• _Goal of the exercise_
Restate each line of the listing exactly, without carrying over any pictures.

• _Extracts from a graphics dataset_
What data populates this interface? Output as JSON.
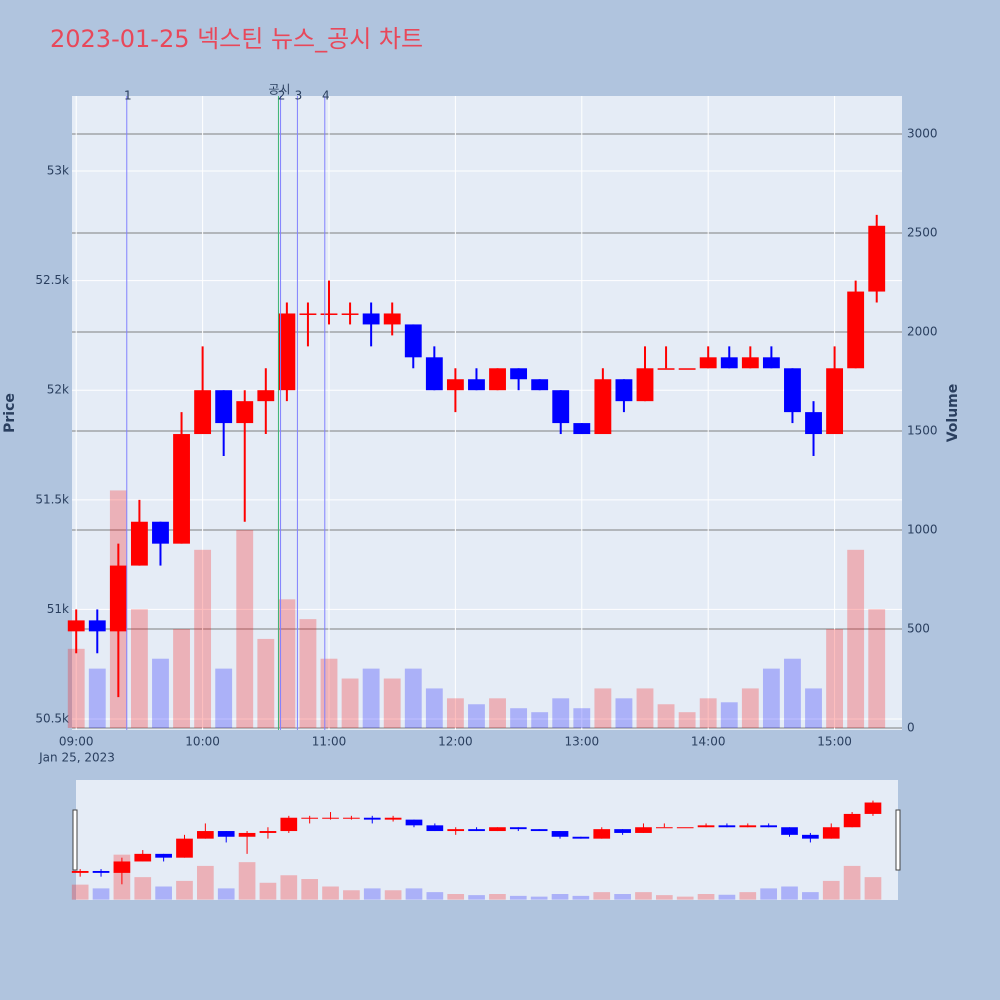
{
  "chart_data": {
    "type": "candlestick",
    "title": "2023-01-25 넥스틴 뉴스_공시 차트",
    "y_label": "Price",
    "y2_label": "Volume",
    "x_date": "Jan 25, 2023",
    "x": [
      "09:00",
      "09:10",
      "09:20",
      "09:30",
      "09:40",
      "09:50",
      "10:00",
      "10:10",
      "10:20",
      "10:30",
      "10:40",
      "10:50",
      "11:00",
      "11:10",
      "11:20",
      "11:30",
      "11:40",
      "11:50",
      "12:00",
      "12:10",
      "12:20",
      "12:30",
      "12:40",
      "12:50",
      "13:00",
      "13:10",
      "13:20",
      "13:30",
      "13:40",
      "13:50",
      "14:00",
      "14:10",
      "14:20",
      "14:30",
      "14:40",
      "14:50",
      "15:00",
      "15:10",
      "15:20"
    ],
    "open": [
      50900,
      50950,
      50900,
      51200,
      51400,
      51300,
      51800,
      52000,
      51850,
      51950,
      52000,
      52350,
      52350,
      52350,
      52350,
      52300,
      52300,
      52150,
      52000,
      52050,
      52000,
      52100,
      52050,
      52000,
      51850,
      51800,
      52050,
      51950,
      52100,
      52100,
      52100,
      52150,
      52100,
      52150,
      52100,
      51900,
      51800,
      52100,
      52450
    ],
    "high": [
      51000,
      51000,
      51300,
      51500,
      51400,
      51900,
      52200,
      52000,
      52000,
      52100,
      52400,
      52400,
      52500,
      52400,
      52400,
      52400,
      52300,
      52200,
      52100,
      52100,
      52100,
      52100,
      52050,
      52000,
      51850,
      52100,
      52050,
      52200,
      52200,
      52100,
      52200,
      52200,
      52200,
      52200,
      52100,
      51950,
      52200,
      52500,
      52800
    ],
    "low": [
      50800,
      50800,
      50600,
      51200,
      51200,
      51300,
      51800,
      51700,
      51400,
      51800,
      51950,
      52200,
      52300,
      52300,
      52200,
      52250,
      52100,
      52000,
      51900,
      52000,
      52000,
      52000,
      52000,
      51800,
      51800,
      51800,
      51900,
      51950,
      52100,
      52100,
      52100,
      52100,
      52100,
      52100,
      51850,
      51700,
      51800,
      52100,
      52400
    ],
    "close": [
      50950,
      50900,
      51200,
      51400,
      51300,
      51800,
      52000,
      51850,
      51950,
      52000,
      52350,
      52350,
      52350,
      52350,
      52300,
      52350,
      52150,
      52000,
      52050,
      52000,
      52100,
      52050,
      52000,
      51850,
      51800,
      52050,
      51950,
      52100,
      52100,
      52100,
      52150,
      52100,
      52150,
      52100,
      51900,
      51800,
      52100,
      52450,
      52750
    ],
    "volume": [
      400,
      300,
      1200,
      600,
      350,
      500,
      900,
      300,
      1000,
      450,
      650,
      550,
      350,
      250,
      300,
      250,
      300,
      200,
      150,
      120,
      150,
      100,
      80,
      150,
      100,
      200,
      150,
      200,
      120,
      80,
      150,
      130,
      200,
      300,
      350,
      200,
      500,
      900,
      600
    ],
    "increasing_color": "#ff0000",
    "decreasing_color": "#0000ff",
    "xlim": [
      "08:58",
      "15:32"
    ],
    "xticks": [
      "09:00",
      "10:00",
      "11:00",
      "12:00",
      "13:00",
      "14:00",
      "15:00"
    ],
    "ylim": [
      50450,
      53342
    ],
    "yticks": [
      {
        "value": 50500,
        "label": "50.5k"
      },
      {
        "value": 51000,
        "label": "51k"
      },
      {
        "value": 51500,
        "label": "51.5k"
      },
      {
        "value": 52000,
        "label": "52k"
      },
      {
        "value": 52500,
        "label": "52.5k"
      },
      {
        "value": 53000,
        "label": "53k"
      }
    ],
    "y2lim": [
      -10,
      3192
    ],
    "y2ticks": [
      0,
      500,
      1000,
      1500,
      2000,
      2500,
      3000
    ],
    "vlines": [
      {
        "x": "09:24",
        "label": "1",
        "color": "#8080ff"
      },
      {
        "x": "10:36",
        "label": "공시",
        "color": "#3cb371"
      },
      {
        "x": "10:37",
        "label": "2",
        "color": "#8080ff"
      },
      {
        "x": "10:45",
        "label": "3",
        "color": "#8080ff"
      },
      {
        "x": "10:58",
        "label": "4",
        "color": "#8080ff"
      }
    ]
  }
}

• _Response_
What data populates this interface? Output as JSON.
{
  "chart_data": {
    "type": "candlestick",
    "title": "2023-01-25 넥스틴 뉴스_공시 차트",
    "y_label": "Price",
    "y2_label": "Volume",
    "x_date": "Jan 25, 2023",
    "x": [
      "09:00",
      "09:10",
      "09:20",
      "09:30",
      "09:40",
      "09:50",
      "10:00",
      "10:10",
      "10:20",
      "10:30",
      "10:40",
      "10:50",
      "11:00",
      "11:10",
      "11:20",
      "11:30",
      "11:40",
      "11:50",
      "12:00",
      "12:10",
      "12:20",
      "12:30",
      "12:40",
      "12:50",
      "13:00",
      "13:10",
      "13:20",
      "13:30",
      "13:40",
      "13:50",
      "14:00",
      "14:10",
      "14:20",
      "14:30",
      "14:40",
      "14:50",
      "15:00",
      "15:10",
      "15:20"
    ],
    "open": [
      50900,
      50950,
      50900,
      51200,
      51400,
      51300,
      51800,
      52000,
      51850,
      51950,
      52000,
      52350,
      52350,
      52350,
      52350,
      52300,
      52300,
      52150,
      52000,
      52050,
      52000,
      52100,
      52050,
      52000,
      51850,
      51800,
      52050,
      51950,
      52100,
      52100,
      52100,
      52150,
      52100,
      52150,
      52100,
      51900,
      51800,
      52100,
      52450
    ],
    "high": [
      51000,
      51000,
      51300,
      51500,
      51400,
      51900,
      52200,
      52000,
      52000,
      52100,
      52400,
      52400,
      52500,
      52400,
      52400,
      52400,
      52300,
      52200,
      52100,
      52100,
      52100,
      52100,
      52050,
      52000,
      51850,
      52100,
      52050,
      52200,
      52200,
      52100,
      52200,
      52200,
      52200,
      52200,
      52100,
      51950,
      52200,
      52500,
      52800
    ],
    "low": [
      50800,
      50800,
      50600,
      51200,
      51200,
      51300,
      51800,
      51700,
      51400,
      51800,
      51950,
      52200,
      52300,
      52300,
      52200,
      52250,
      52100,
      52000,
      51900,
      52000,
      52000,
      52000,
      52000,
      51800,
      51800,
      51800,
      51900,
      51950,
      52100,
      52100,
      52100,
      52100,
      52100,
      52100,
      51850,
      51700,
      51800,
      52100,
      52400
    ],
    "close": [
      50950,
      50900,
      51200,
      51400,
      51300,
      51800,
      52000,
      51850,
      51950,
      52000,
      52350,
      52350,
      52350,
      52350,
      52300,
      52350,
      52150,
      52000,
      52050,
      52000,
      52100,
      52050,
      52000,
      51850,
      51800,
      52050,
      51950,
      52100,
      52100,
      52100,
      52150,
      52100,
      52150,
      52100,
      51900,
      51800,
      52100,
      52450,
      52750
    ],
    "volume": [
      400,
      300,
      1200,
      600,
      350,
      500,
      900,
      300,
      1000,
      450,
      650,
      550,
      350,
      250,
      300,
      250,
      300,
      200,
      150,
      120,
      150,
      100,
      80,
      150,
      100,
      200,
      150,
      200,
      120,
      80,
      150,
      130,
      200,
      300,
      350,
      200,
      500,
      900,
      600
    ],
    "increasing_color": "#ff0000",
    "decreasing_color": "#0000ff",
    "xlim": [
      "08:58",
      "15:32"
    ],
    "xticks": [
      "09:00",
      "10:00",
      "11:00",
      "12:00",
      "13:00",
      "14:00",
      "15:00"
    ],
    "ylim": [
      50450,
      53342
    ],
    "yticks": [
      {
        "value": 50500,
        "label": "50.5k"
      },
      {
        "value": 51000,
        "label": "51k"
      },
      {
        "value": 51500,
        "label": "51.5k"
      },
      {
        "value": 52000,
        "label": "52k"
      },
      {
        "value": 52500,
        "label": "52.5k"
      },
      {
        "value": 53000,
        "label": "53k"
      }
    ],
    "y2lim": [
      -10,
      3192
    ],
    "y2ticks": [
      0,
      500,
      1000,
      1500,
      2000,
      2500,
      3000
    ],
    "vlines": [
      {
        "x": "09:24",
        "label": "1",
        "color": "#8080ff"
      },
      {
        "x": "10:36",
        "label": "공시",
        "color": "#3cb371"
      },
      {
        "x": "10:37",
        "label": "2",
        "color": "#8080ff"
      },
      {
        "x": "10:45",
        "label": "3",
        "color": "#8080ff"
      },
      {
        "x": "10:58",
        "label": "4",
        "color": "#8080ff"
      }
    ]
  }
}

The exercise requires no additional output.